*Short exercise*:
Repeat the listing in full. Nothing may be added or left out.
══════
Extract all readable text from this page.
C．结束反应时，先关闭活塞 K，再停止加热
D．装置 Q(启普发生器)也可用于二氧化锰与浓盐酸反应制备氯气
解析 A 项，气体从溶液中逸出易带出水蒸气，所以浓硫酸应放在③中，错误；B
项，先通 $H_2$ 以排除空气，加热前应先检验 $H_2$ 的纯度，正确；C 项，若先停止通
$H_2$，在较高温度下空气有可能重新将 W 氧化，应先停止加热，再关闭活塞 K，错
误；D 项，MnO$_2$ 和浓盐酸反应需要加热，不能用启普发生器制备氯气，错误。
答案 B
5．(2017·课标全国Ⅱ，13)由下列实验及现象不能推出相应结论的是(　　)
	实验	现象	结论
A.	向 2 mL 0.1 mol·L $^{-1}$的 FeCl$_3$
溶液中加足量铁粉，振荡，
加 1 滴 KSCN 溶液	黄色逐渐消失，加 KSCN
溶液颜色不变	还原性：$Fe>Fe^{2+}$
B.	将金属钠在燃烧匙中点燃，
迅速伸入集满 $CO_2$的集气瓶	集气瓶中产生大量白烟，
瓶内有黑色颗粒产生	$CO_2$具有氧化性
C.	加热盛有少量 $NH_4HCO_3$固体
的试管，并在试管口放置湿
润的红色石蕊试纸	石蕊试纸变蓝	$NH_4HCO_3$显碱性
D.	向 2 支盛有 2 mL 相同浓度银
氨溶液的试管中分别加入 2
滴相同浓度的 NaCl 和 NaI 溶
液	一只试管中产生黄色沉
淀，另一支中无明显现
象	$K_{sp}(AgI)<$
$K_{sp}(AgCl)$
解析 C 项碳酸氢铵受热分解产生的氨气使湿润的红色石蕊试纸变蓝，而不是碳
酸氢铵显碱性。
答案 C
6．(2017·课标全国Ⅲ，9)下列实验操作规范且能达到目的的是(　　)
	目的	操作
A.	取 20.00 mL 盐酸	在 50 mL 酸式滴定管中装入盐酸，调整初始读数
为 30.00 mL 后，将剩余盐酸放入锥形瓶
══════
*Reply to the task*:
Extract all readable text from this page.
C．结束反应时，先关闭活塞 K，再停止加热
D．装置 Q(启普发生器)也可用于二氧化锰与浓盐酸反应制备氯气
解析 A 项，气体从溶液中逸出易带出水蒸气，所以浓硫酸应放在③中，错误；B
项，先通 $H_2$ 以排除空气，加热前应先检验 $H_2$ 的纯度，正确；C 项，若先停止通
$H_2$，在较高温度下空气有可能重新将 W 氧化，应先停止加热，再关闭活塞 K，错
误；D 项，MnO$_2$ 和浓盐酸反应需要加热，不能用启普发生器制备氯气，错误。
答案 B
5．(2017·课标全国Ⅱ，13)由下列实验及现象不能推出相应结论的是(　　)
	实验	现象	结论
A.	向 2 mL 0.1 mol·L $^{-1}$的 FeCl$_3$
溶液中加足量铁粉，振荡，
加 1 滴 KSCN 溶液	黄色逐渐消失，加 KSCN
溶液颜色不变	还原性：$Fe>Fe^{2+}$
B.	将金属钠在燃烧匙中点燃，
迅速伸入集满 $CO_2$的集气瓶	集气瓶中产生大量白烟，
瓶内有黑色颗粒产生	$CO_2$具有氧化性
C.	加热盛有少量 $NH_4HCO_3$固体
的试管，并在试管口放置湿
润的红色石蕊试纸	石蕊试纸变蓝	$NH_4HCO_3$显碱性
D.	向 2 支盛有 2 mL 相同浓度银
氨溶液的试管中分别加入 2
滴相同浓度的 NaCl 和 NaI 溶
液	一只试管中产生黄色沉
淀，另一支中无明显现
象	$K_{sp}(AgI)<$
$K_{sp}(AgCl)$
解析 C 项碳酸氢铵受热分解产生的氨气使湿润的红色石蕊试纸变蓝，而不是碳
酸氢铵显碱性。
答案 C
6．(2017·课标全国Ⅲ，9)下列实验操作规范且能达到目的的是(　　)
	目的	操作
A.	取 20.00 mL 盐酸	在 50 mL 酸式滴定管中装入盐酸，调整初始读数
为 30.00 mL 后，将剩余盐酸放入锥形瓶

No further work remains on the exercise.